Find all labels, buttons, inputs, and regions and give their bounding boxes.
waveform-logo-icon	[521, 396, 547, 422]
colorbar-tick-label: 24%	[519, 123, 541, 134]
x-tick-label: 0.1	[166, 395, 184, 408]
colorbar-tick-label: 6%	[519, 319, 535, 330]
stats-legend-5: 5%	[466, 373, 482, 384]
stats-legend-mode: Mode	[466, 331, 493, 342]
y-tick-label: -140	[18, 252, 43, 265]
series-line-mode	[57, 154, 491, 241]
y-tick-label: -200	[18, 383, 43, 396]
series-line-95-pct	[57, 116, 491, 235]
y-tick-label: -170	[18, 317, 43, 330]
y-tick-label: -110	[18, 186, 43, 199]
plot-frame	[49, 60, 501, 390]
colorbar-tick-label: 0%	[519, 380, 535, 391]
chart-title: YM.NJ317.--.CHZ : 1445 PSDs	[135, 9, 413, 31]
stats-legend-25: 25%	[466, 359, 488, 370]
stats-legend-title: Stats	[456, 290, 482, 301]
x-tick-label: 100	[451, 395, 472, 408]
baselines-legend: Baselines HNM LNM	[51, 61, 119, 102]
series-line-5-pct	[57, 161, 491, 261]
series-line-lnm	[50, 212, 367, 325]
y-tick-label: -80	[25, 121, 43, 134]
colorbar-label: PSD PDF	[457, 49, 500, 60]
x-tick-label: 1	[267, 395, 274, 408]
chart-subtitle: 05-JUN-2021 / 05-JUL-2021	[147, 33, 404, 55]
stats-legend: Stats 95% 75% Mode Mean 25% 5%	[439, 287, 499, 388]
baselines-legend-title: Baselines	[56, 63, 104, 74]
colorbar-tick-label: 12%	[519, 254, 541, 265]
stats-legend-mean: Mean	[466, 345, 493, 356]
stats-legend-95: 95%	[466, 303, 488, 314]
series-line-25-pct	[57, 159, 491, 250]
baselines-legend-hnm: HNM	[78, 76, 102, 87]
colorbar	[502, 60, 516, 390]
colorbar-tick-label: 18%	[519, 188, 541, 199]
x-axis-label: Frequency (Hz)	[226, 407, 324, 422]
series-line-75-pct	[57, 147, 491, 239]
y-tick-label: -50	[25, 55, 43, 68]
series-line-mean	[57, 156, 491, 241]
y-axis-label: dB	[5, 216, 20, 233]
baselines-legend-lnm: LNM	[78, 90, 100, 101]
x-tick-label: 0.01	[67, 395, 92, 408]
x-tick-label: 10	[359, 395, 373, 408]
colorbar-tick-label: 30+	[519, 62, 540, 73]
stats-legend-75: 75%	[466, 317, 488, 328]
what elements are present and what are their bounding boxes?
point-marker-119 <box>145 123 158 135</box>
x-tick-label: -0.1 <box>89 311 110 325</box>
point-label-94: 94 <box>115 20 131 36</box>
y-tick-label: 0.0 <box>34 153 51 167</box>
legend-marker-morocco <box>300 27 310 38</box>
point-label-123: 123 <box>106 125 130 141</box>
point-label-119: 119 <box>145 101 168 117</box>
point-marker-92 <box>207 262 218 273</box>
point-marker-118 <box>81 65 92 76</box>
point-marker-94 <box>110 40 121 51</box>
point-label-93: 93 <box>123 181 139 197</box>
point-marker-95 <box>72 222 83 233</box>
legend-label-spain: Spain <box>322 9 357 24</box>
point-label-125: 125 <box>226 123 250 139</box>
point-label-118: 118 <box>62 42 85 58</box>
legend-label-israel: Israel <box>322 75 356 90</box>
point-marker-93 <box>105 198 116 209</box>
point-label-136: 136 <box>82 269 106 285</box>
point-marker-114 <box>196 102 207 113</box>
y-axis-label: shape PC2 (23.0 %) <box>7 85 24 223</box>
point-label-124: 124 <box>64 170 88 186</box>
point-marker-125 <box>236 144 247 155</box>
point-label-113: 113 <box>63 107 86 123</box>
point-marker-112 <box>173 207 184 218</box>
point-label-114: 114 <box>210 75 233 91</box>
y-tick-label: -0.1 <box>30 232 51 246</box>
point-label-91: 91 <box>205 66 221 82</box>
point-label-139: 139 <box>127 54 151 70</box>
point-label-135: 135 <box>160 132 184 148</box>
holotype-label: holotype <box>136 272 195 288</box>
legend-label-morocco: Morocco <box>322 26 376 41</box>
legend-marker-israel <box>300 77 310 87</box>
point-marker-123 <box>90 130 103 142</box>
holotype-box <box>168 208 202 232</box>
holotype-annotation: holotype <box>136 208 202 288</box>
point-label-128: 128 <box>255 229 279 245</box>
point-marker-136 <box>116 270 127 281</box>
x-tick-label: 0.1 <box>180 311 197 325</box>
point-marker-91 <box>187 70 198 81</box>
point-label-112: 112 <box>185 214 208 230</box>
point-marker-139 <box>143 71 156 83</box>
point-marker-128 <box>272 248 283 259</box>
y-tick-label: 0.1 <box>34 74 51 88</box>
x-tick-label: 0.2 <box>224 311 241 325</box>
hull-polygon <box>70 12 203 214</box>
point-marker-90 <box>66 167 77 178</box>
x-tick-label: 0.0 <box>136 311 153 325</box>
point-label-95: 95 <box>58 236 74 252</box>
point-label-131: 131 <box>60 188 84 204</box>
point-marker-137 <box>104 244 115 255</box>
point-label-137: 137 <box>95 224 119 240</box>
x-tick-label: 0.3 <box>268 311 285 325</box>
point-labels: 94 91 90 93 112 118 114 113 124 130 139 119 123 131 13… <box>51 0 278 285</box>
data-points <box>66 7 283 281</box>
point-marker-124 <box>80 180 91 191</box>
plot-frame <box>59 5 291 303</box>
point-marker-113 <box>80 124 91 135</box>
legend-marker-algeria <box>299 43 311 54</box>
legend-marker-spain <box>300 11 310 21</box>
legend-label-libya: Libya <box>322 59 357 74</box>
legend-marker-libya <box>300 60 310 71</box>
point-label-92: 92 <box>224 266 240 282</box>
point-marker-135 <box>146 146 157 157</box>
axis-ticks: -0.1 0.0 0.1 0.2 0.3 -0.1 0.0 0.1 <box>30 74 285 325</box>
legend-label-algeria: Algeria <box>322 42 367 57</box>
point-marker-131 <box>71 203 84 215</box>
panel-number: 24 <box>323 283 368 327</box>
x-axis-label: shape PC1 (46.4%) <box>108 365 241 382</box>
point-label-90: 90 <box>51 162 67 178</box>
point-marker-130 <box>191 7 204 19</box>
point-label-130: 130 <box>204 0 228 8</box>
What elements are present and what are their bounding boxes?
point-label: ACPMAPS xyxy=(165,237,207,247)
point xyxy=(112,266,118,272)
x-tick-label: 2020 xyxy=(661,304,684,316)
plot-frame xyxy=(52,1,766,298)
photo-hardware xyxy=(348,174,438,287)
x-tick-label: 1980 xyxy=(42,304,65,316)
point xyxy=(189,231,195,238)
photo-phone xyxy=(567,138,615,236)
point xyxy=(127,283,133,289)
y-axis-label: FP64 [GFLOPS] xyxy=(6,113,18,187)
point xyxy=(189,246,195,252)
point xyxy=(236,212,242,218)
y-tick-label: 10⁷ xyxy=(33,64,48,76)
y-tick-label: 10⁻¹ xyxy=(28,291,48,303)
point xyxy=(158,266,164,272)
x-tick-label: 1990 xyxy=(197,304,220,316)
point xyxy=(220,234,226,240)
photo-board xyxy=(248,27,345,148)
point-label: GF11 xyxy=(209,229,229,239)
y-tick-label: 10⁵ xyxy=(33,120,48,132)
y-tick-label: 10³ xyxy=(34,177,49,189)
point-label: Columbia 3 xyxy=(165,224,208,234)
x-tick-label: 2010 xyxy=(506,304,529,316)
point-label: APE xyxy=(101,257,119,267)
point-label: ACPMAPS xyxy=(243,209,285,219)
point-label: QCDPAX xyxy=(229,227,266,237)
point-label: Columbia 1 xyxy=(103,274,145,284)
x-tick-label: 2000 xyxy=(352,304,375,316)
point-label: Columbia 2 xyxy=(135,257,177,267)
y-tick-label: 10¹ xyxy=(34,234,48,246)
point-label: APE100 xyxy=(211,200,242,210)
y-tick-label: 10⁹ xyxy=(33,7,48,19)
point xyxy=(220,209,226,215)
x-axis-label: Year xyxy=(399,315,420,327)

------------------------------

▸ **Goal of the exercise**:
Please output everything from the start of the material down to the line containing "252, 43, 265]" as a Markdown table with the columns No and Entry, numbering each row and leaving out blank lines.

▸ **Expected answer**:
| No | Entry |
|---|---|
| 1 | Find all labels, buttons, inputs, and regions and give their bounding boxes. |
| 2 | waveform-logo-icon	[521, 396, 547, 422] |
| 3 | colorbar-tick-label: 24%	[519, 123, 541, 134] |
| 4 | x-tick-label: 0.1	[166, 395, 184, 408] |
| 5 | colorbar-tick-label: 6%	[519, 319, 535, 330] |
| 6 | stats-legend-5: 5%	[466, 373, 482, 384] |
| 7 | stats-legend-mode: Mode	[466, 331, 493, 342] |
| 8 | y-tick-label: -140	[18, 252, 43, 265] |